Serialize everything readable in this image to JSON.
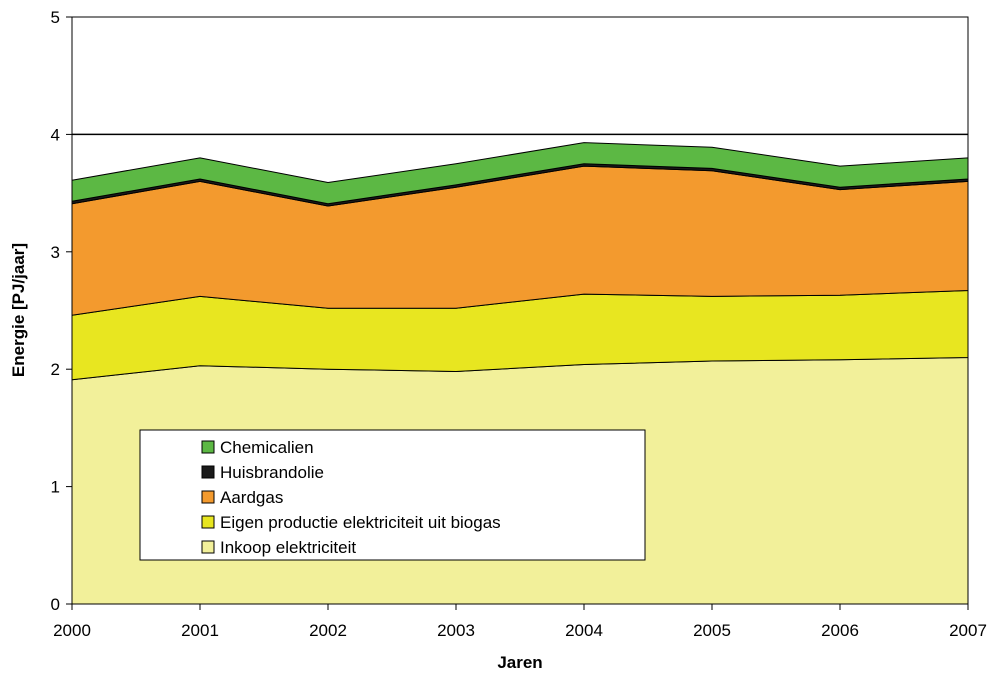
{
  "chart_data": {
    "type": "area",
    "stacked": true,
    "xlabel": "Jaren",
    "ylabel": "Energie [PJ/jaar]",
    "categories": [
      "2000",
      "2001",
      "2002",
      "2003",
      "2004",
      "2005",
      "2006",
      "2007"
    ],
    "ylim": [
      0,
      5
    ],
    "yticks": [
      "0",
      "1",
      "2",
      "3",
      "4",
      "5"
    ],
    "reference_line": 4,
    "grid": false,
    "legend_position": "inside-bottom-left",
    "series": [
      {
        "name": "Inkoop elektriciteit",
        "color": "#f2f09a",
        "values": [
          1.91,
          2.03,
          2.0,
          1.98,
          2.04,
          2.07,
          2.08,
          2.1
        ]
      },
      {
        "name": "Eigen productie elektriciteit uit biogas",
        "color": "#e8e620",
        "values": [
          0.55,
          0.59,
          0.52,
          0.54,
          0.6,
          0.55,
          0.55,
          0.57
        ]
      },
      {
        "name": "Aardgas",
        "color": "#f39a2e",
        "values": [
          0.95,
          0.98,
          0.87,
          1.03,
          1.09,
          1.07,
          0.9,
          0.93
        ]
      },
      {
        "name": "Huisbrandolie",
        "color": "#1a1a1a",
        "values": [
          0.02,
          0.02,
          0.02,
          0.02,
          0.02,
          0.02,
          0.02,
          0.02
        ]
      },
      {
        "name": "Chemicalien",
        "color": "#5cb844",
        "values": [
          0.18,
          0.18,
          0.18,
          0.18,
          0.18,
          0.18,
          0.18,
          0.18
        ]
      }
    ]
  }
}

□ □ □

EXERCISE OBJECTIVE
Transcribe the material exactly, keeping every word and none of the pictures.

ANSWER TO THE EXERCISE
Serialize everything readable in this image to JSON.
{
  "chart_data": {
    "type": "area",
    "stacked": true,
    "xlabel": "Jaren",
    "ylabel": "Energie [PJ/jaar]",
    "categories": [
      "2000",
      "2001",
      "2002",
      "2003",
      "2004",
      "2005",
      "2006",
      "2007"
    ],
    "ylim": [
      0,
      5
    ],
    "yticks": [
      "0",
      "1",
      "2",
      "3",
      "4",
      "5"
    ],
    "reference_line": 4,
    "grid": false,
    "legend_position": "inside-bottom-left",
    "series": [
      {
        "name": "Inkoop elektriciteit",
        "color": "#f2f09a",
        "values": [
          1.91,
          2.03,
          2.0,
          1.98,
          2.04,
          2.07,
          2.08,
          2.1
        ]
      },
      {
        "name": "Eigen productie elektriciteit uit biogas",
        "color": "#e8e620",
        "values": [
          0.55,
          0.59,
          0.52,
          0.54,
          0.6,
          0.55,
          0.55,
          0.57
        ]
      },
      {
        "name": "Aardgas",
        "color": "#f39a2e",
        "values": [
          0.95,
          0.98,
          0.87,
          1.03,
          1.09,
          1.07,
          0.9,
          0.93
        ]
      },
      {
        "name": "Huisbrandolie",
        "color": "#1a1a1a",
        "values": [
          0.02,
          0.02,
          0.02,
          0.02,
          0.02,
          0.02,
          0.02,
          0.02
        ]
      },
      {
        "name": "Chemicalien",
        "color": "#5cb844",
        "values": [
          0.18,
          0.18,
          0.18,
          0.18,
          0.18,
          0.18,
          0.18,
          0.18
        ]
      }
    ]
  }
}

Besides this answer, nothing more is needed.